Data shown start

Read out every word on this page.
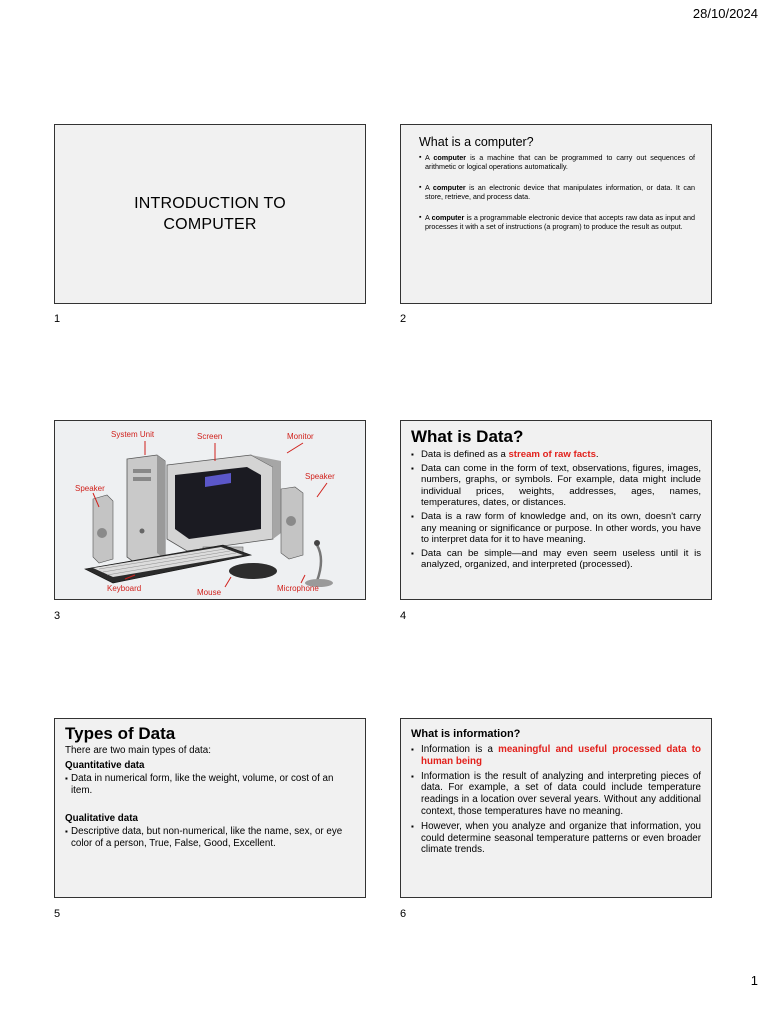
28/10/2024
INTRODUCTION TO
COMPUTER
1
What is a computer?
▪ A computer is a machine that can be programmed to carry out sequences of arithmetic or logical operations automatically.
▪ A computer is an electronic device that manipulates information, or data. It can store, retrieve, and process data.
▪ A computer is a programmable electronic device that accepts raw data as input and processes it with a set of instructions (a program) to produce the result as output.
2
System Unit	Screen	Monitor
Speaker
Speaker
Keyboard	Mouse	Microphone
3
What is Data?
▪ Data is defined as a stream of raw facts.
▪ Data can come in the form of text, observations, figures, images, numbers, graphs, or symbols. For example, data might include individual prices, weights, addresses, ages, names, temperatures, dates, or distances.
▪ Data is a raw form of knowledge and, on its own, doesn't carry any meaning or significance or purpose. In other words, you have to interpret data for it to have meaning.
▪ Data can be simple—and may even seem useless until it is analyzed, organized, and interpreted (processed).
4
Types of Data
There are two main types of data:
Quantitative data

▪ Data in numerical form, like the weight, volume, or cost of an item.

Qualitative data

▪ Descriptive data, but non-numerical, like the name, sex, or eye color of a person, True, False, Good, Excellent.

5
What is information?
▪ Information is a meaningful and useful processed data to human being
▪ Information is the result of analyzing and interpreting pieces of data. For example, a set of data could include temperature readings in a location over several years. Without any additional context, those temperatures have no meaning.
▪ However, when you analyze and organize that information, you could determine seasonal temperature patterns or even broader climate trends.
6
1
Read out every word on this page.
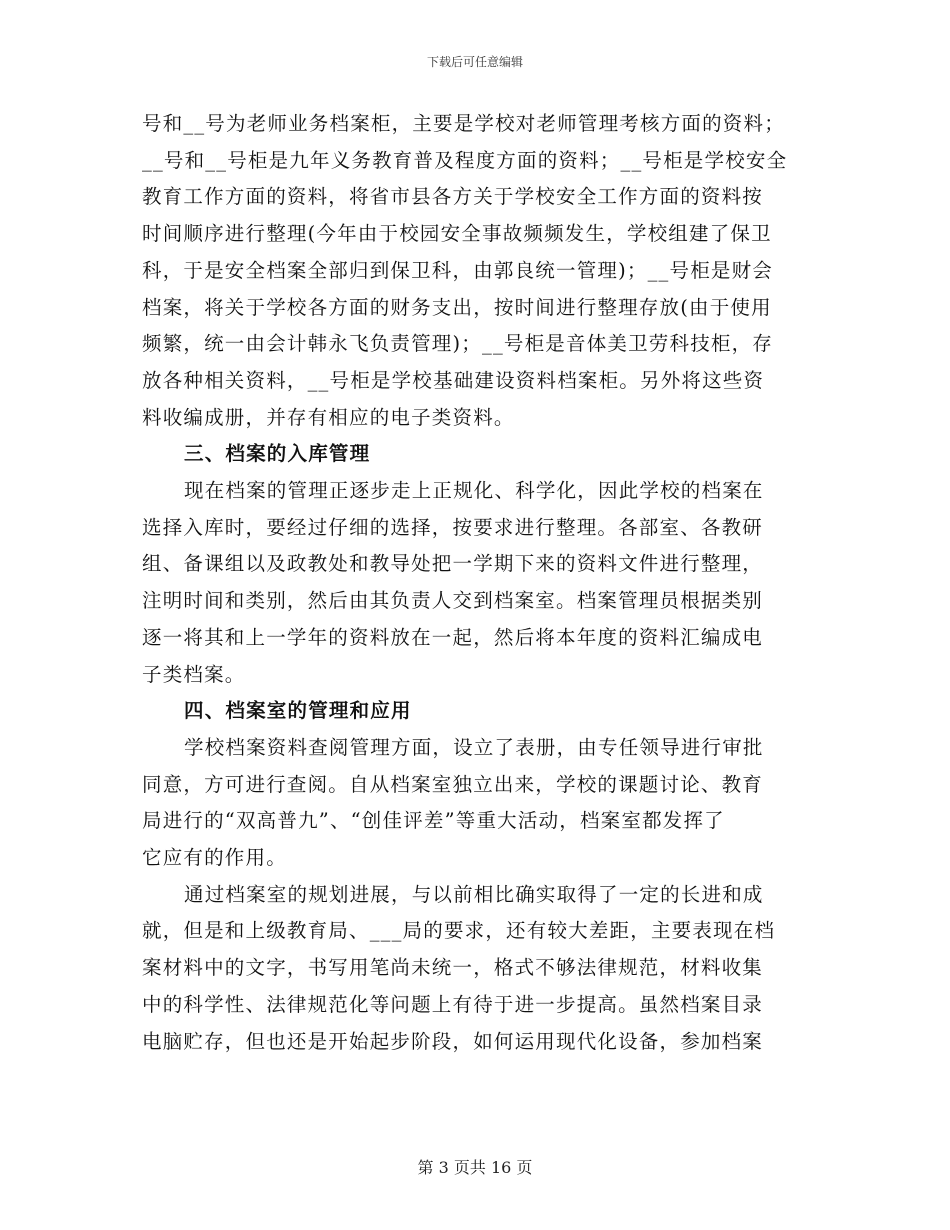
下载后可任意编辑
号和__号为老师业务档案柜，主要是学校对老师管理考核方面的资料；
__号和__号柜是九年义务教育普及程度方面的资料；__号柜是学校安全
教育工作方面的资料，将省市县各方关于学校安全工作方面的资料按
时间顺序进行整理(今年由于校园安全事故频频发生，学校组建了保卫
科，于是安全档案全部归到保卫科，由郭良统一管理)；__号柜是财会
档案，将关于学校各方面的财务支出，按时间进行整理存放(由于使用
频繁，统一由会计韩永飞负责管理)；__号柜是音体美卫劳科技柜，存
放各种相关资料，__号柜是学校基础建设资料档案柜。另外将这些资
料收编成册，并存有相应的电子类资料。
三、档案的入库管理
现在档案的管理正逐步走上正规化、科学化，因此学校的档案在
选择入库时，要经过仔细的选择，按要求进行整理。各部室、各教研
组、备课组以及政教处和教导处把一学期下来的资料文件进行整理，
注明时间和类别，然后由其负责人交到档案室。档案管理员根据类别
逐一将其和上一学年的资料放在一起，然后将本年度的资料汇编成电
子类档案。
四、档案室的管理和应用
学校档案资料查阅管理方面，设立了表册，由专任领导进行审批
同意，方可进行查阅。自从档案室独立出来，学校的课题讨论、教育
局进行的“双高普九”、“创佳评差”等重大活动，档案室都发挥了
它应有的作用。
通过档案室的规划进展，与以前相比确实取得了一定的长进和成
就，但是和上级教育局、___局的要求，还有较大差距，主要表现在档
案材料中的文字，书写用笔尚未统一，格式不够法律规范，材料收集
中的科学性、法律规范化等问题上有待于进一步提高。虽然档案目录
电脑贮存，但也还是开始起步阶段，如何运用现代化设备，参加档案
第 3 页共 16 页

Data shown end

- _The request_
Check each line of these records for the string "What" and state only how many lines have it.

- _Exercise output_
3